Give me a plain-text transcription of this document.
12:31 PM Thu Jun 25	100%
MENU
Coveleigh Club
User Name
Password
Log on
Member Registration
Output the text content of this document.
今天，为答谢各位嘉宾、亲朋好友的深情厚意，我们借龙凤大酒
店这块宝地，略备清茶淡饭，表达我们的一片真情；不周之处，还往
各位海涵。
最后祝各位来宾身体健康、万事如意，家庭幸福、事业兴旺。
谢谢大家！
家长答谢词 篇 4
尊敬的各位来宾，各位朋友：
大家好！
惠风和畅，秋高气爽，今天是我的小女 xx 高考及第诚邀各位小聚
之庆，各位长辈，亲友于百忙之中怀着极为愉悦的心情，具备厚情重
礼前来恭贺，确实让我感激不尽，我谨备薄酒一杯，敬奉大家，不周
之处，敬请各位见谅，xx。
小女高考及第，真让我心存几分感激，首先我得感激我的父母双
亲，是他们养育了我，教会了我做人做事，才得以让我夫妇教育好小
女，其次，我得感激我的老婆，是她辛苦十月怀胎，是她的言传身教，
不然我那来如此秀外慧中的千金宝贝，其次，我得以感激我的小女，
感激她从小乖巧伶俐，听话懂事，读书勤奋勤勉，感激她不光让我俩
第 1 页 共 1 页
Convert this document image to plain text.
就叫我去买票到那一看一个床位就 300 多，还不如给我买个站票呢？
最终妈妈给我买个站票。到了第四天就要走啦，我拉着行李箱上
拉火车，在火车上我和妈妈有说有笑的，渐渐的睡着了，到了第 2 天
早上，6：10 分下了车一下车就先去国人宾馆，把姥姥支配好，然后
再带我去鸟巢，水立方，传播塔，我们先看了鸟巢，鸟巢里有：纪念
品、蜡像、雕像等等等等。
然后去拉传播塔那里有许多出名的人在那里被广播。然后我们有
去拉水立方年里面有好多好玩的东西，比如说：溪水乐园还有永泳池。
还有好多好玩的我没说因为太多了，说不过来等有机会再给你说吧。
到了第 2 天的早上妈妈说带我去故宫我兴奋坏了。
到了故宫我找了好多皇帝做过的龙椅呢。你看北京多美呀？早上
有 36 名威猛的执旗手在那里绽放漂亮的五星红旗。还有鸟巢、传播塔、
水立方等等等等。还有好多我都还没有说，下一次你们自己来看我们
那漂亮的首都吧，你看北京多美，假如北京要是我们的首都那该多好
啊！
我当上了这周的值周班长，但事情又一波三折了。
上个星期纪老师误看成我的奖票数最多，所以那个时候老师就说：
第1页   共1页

# # #

Task to carry out: Retype, exactly and only, the lines running from the one with "Output the text content of this document." through the final line of the listing above.

Task output:
Output the text content of this document.
今天，为答谢各位嘉宾、亲朋好友的深情厚意，我们借龙凤大酒
店这块宝地，略备清茶淡饭，表达我们的一片真情；不周之处，还往
各位海涵。
最后祝各位来宾身体健康、万事如意，家庭幸福、事业兴旺。
谢谢大家！
家长答谢词 篇 4
尊敬的各位来宾，各位朋友：
大家好！
惠风和畅，秋高气爽，今天是我的小女 xx 高考及第诚邀各位小聚
之庆，各位长辈，亲友于百忙之中怀着极为愉悦的心情，具备厚情重
礼前来恭贺，确实让我感激不尽，我谨备薄酒一杯，敬奉大家，不周
之处，敬请各位见谅，xx。
小女高考及第，真让我心存几分感激，首先我得感激我的父母双
亲，是他们养育了我，教会了我做人做事，才得以让我夫妇教育好小
女，其次，我得感激我的老婆，是她辛苦十月怀胎，是她的言传身教，
不然我那来如此秀外慧中的千金宝贝，其次，我得以感激我的小女，
感激她从小乖巧伶俐，听话懂事，读书勤奋勤勉，感激她不光让我俩
第 1 页 共 1 页
Convert this document image to plain text.
就叫我去买票到那一看一个床位就 300 多，还不如给我买个站票呢？
最终妈妈给我买个站票。到了第四天就要走啦，我拉着行李箱上
拉火车，在火车上我和妈妈有说有笑的，渐渐的睡着了，到了第 2 天
早上，6：10 分下了车一下车就先去国人宾馆，把姥姥支配好，然后
再带我去鸟巢，水立方，传播塔，我们先看了鸟巢，鸟巢里有：纪念
品、蜡像、雕像等等等等。
然后去拉传播塔那里有许多出名的人在那里被广播。然后我们有
去拉水立方年里面有好多好玩的东西，比如说：溪水乐园还有永泳池。
还有好多好玩的我没说因为太多了，说不过来等有机会再给你说吧。
到了第 2 天的早上妈妈说带我去故宫我兴奋坏了。
到了故宫我找了好多皇帝做过的龙椅呢。你看北京多美呀？早上
有 36 名威猛的执旗手在那里绽放漂亮的五星红旗。还有鸟巢、传播塔、
水立方等等等等。还有好多我都还没有说，下一次你们自己来看我们
那漂亮的首都吧，你看北京多美，假如北京要是我们的首都那该多好
啊！
我当上了这周的值周班长，但事情又一波三折了。
上个星期纪老师误看成我的奖票数最多，所以那个时候老师就说：
第1页   共1页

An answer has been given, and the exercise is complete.